Recorded data
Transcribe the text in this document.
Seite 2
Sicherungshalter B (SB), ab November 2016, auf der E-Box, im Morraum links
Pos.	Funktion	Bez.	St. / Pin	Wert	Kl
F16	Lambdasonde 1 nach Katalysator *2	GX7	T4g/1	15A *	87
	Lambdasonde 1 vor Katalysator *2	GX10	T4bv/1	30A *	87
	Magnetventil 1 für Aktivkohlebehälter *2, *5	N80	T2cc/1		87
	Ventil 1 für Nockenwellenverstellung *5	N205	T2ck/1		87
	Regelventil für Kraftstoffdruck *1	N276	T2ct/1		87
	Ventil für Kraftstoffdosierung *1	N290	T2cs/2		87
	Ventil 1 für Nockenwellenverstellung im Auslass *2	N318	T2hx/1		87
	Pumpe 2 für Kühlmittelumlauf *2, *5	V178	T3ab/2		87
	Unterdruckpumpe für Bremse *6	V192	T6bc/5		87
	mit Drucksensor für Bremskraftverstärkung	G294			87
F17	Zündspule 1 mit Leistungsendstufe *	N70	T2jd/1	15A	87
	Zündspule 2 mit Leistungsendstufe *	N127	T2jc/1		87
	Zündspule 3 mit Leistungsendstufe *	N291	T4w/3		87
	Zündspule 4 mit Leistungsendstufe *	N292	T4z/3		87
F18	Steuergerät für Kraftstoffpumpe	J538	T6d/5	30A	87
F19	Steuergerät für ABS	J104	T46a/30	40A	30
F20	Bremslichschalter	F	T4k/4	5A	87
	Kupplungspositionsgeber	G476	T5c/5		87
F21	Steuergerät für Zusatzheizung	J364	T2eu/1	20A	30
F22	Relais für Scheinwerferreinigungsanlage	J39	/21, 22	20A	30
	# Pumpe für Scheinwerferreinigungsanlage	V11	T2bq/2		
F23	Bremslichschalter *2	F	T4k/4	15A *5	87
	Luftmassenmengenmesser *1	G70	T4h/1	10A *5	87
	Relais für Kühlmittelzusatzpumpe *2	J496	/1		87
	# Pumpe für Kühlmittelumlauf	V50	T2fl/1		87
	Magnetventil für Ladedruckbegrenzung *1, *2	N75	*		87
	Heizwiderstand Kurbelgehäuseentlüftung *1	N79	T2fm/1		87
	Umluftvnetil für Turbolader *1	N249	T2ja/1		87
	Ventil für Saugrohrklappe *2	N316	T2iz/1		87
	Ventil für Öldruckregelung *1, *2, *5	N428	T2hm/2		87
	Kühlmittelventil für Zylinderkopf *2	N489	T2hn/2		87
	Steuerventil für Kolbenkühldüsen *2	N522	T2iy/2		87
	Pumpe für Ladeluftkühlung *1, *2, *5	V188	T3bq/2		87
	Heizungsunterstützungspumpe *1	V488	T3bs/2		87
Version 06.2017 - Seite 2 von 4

● What to produce:
Output the data above exactly, please, line for line.

● Task solution:
Transcribe the text in this document.
Seite 2
Sicherungshalter B (SB), ab November 2016, auf der E-Box, im Morraum links
Pos.	Funktion	Bez.	St. / Pin	Wert	Kl
F16	Lambdasonde 1 nach Katalysator *2	GX7	T4g/1	15A *	87
	Lambdasonde 1 vor Katalysator *2	GX10	T4bv/1	30A *	87
	Magnetventil 1 für Aktivkohlebehälter *2, *5	N80	T2cc/1		87
	Ventil 1 für Nockenwellenverstellung *5	N205	T2ck/1		87
	Regelventil für Kraftstoffdruck *1	N276	T2ct/1		87
	Ventil für Kraftstoffdosierung *1	N290	T2cs/2		87
	Ventil 1 für Nockenwellenverstellung im Auslass *2	N318	T2hx/1		87
	Pumpe 2 für Kühlmittelumlauf *2, *5	V178	T3ab/2		87
	Unterdruckpumpe für Bremse *6	V192	T6bc/5		87
	mit Drucksensor für Bremskraftverstärkung	G294			87
F17	Zündspule 1 mit Leistungsendstufe *	N70	T2jd/1	15A	87
	Zündspule 2 mit Leistungsendstufe *	N127	T2jc/1		87
	Zündspule 3 mit Leistungsendstufe *	N291	T4w/3		87
	Zündspule 4 mit Leistungsendstufe *	N292	T4z/3		87
F18	Steuergerät für Kraftstoffpumpe	J538	T6d/5	30A	87
F19	Steuergerät für ABS	J104	T46a/30	40A	30
F20	Bremslichschalter	F	T4k/4	5A	87
	Kupplungspositionsgeber	G476	T5c/5		87
F21	Steuergerät für Zusatzheizung	J364	T2eu/1	20A	30
F22	Relais für Scheinwerferreinigungsanlage	J39	/21, 22	20A	30
	# Pumpe für Scheinwerferreinigungsanlage	V11	T2bq/2		
F23	Bremslichschalter *2	F	T4k/4	15A *5	87
	Luftmassenmengenmesser *1	G70	T4h/1	10A *5	87
	Relais für Kühlmittelzusatzpumpe *2	J496	/1		87
	# Pumpe für Kühlmittelumlauf	V50	T2fl/1		87
	Magnetventil für Ladedruckbegrenzung *1, *2	N75	*		87
	Heizwiderstand Kurbelgehäuseentlüftung *1	N79	T2fm/1		87
	Umluftvnetil für Turbolader *1	N249	T2ja/1		87
	Ventil für Saugrohrklappe *2	N316	T2iz/1		87
	Ventil für Öldruckregelung *1, *2, *5	N428	T2hm/2		87
	Kühlmittelventil für Zylinderkopf *2	N489	T2hn/2		87
	Steuerventil für Kolbenkühldüsen *2	N522	T2iy/2		87
	Pumpe für Ladeluftkühlung *1, *2, *5	V188	T3bq/2		87
	Heizungsunterstützungspumpe *1	V488	T3bs/2		87
Version 06.2017 - Seite 2 von 4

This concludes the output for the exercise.